Collection entries
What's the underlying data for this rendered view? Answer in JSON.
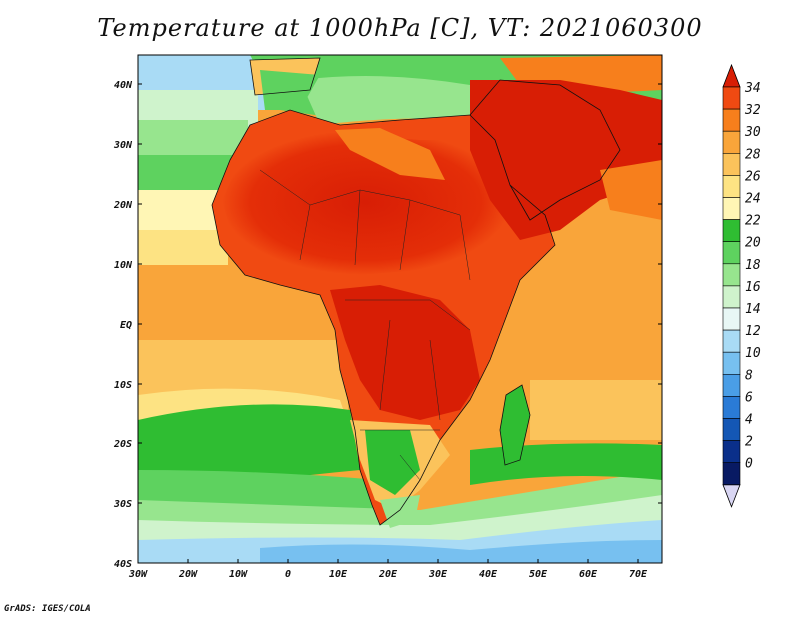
{
  "title": "Temperature at 1000hPa [C], VT: 2021060300",
  "credit": "GrADS: IGES/COLA",
  "map": {
    "lat_labels": [
      "40N",
      "30N",
      "20N",
      "10N",
      "EQ",
      "10S",
      "20S",
      "30S",
      "40S"
    ],
    "lon_labels": [
      "30W",
      "20W",
      "10W",
      "0",
      "10E",
      "20E",
      "30E",
      "40E",
      "50E",
      "60E",
      "70E"
    ]
  },
  "colorbar": {
    "levels": [
      "34",
      "32",
      "30",
      "28",
      "26",
      "24",
      "22",
      "20",
      "18",
      "16",
      "14",
      "12",
      "10",
      "8",
      "6",
      "4",
      "2",
      "0"
    ],
    "colors": [
      "#d81e05",
      "#f04a12",
      "#f77f1c",
      "#f9a53a",
      "#fbc35b",
      "#fde383",
      "#fff6b5",
      "#2fbd32",
      "#5ed25f",
      "#97e58e",
      "#cff3cc",
      "#e8f7f5",
      "#a9dbf5",
      "#77c0f0",
      "#4a9ee6",
      "#2a7bd6",
      "#1457b5",
      "#0a2f8a",
      "#081a63",
      "#d9d6f3"
    ]
  },
  "legend_colors": {
    "hot": "#d81e05",
    "warm": "#f77f1c",
    "mild": "#fbc35b",
    "green": "#2fbd32",
    "cool": "#a9dbf5",
    "cold": "#4a9ee6"
  }
}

__Your goal__
Above are records to transcribe exactly; leave their pictures out.

__Task response__
What's the underlying data for this rendered view? Answer in JSON.
{
  "title": "Temperature at 1000hPa [C], VT: 2021060300",
  "credit": "GrADS: IGES/COLA",
  "map": {
    "lat_labels": [
      "40N",
      "30N",
      "20N",
      "10N",
      "EQ",
      "10S",
      "20S",
      "30S",
      "40S"
    ],
    "lon_labels": [
      "30W",
      "20W",
      "10W",
      "0",
      "10E",
      "20E",
      "30E",
      "40E",
      "50E",
      "60E",
      "70E"
    ]
  },
  "colorbar": {
    "levels": [
      "34",
      "32",
      "30",
      "28",
      "26",
      "24",
      "22",
      "20",
      "18",
      "16",
      "14",
      "12",
      "10",
      "8",
      "6",
      "4",
      "2",
      "0"
    ],
    "colors": [
      "#d81e05",
      "#f04a12",
      "#f77f1c",
      "#f9a53a",
      "#fbc35b",
      "#fde383",
      "#fff6b5",
      "#2fbd32",
      "#5ed25f",
      "#97e58e",
      "#cff3cc",
      "#e8f7f5",
      "#a9dbf5",
      "#77c0f0",
      "#4a9ee6",
      "#2a7bd6",
      "#1457b5",
      "#0a2f8a",
      "#081a63",
      "#d9d6f3"
    ]
  },
  "legend_colors": {
    "hot": "#d81e05",
    "warm": "#f77f1c",
    "mild": "#fbc35b",
    "green": "#2fbd32",
    "cool": "#a9dbf5",
    "cold": "#4a9ee6"
  }
}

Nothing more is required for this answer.